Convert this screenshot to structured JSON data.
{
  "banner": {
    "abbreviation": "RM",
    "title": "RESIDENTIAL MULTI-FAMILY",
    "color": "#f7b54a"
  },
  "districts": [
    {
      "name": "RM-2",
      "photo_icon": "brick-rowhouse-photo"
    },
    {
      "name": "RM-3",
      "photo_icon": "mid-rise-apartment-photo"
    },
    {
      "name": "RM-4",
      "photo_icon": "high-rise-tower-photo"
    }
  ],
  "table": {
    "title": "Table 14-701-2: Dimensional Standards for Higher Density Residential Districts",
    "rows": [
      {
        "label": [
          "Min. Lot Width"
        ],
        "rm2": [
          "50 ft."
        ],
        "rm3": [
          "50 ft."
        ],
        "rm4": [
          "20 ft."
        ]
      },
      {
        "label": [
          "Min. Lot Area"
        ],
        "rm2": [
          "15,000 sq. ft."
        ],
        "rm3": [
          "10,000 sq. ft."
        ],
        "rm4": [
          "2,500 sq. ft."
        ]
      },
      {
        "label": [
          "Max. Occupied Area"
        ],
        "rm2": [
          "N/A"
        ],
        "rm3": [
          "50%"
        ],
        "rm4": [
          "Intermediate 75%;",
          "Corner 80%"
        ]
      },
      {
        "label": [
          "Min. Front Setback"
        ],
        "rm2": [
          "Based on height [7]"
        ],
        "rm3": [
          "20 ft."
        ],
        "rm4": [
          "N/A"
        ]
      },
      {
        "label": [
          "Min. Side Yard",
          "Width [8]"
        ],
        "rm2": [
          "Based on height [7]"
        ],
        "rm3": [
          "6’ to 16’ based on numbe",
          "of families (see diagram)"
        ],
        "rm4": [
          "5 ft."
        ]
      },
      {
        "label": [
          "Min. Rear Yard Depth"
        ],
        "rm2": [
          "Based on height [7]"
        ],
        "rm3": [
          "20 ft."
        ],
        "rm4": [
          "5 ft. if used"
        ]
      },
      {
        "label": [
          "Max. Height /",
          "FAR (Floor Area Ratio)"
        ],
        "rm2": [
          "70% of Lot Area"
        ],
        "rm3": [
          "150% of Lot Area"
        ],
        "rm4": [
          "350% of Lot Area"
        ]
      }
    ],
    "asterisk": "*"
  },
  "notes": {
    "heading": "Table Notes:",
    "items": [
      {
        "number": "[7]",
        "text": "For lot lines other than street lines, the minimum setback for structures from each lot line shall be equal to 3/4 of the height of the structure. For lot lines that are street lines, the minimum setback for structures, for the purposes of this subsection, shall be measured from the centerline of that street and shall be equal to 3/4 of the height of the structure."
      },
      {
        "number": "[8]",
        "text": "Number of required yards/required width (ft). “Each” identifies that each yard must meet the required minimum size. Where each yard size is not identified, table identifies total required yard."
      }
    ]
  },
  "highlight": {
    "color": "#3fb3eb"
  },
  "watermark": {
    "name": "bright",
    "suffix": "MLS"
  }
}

::::::

JOB: Look through the records and gather each line with the word "title".

ANSWER TO THE EXERCISE:
    "title": "RESIDENTIAL MULTI-FAMILY",
    "title": "Table 14-701-2: Dimensional Standards for Higher Density Residential Districts",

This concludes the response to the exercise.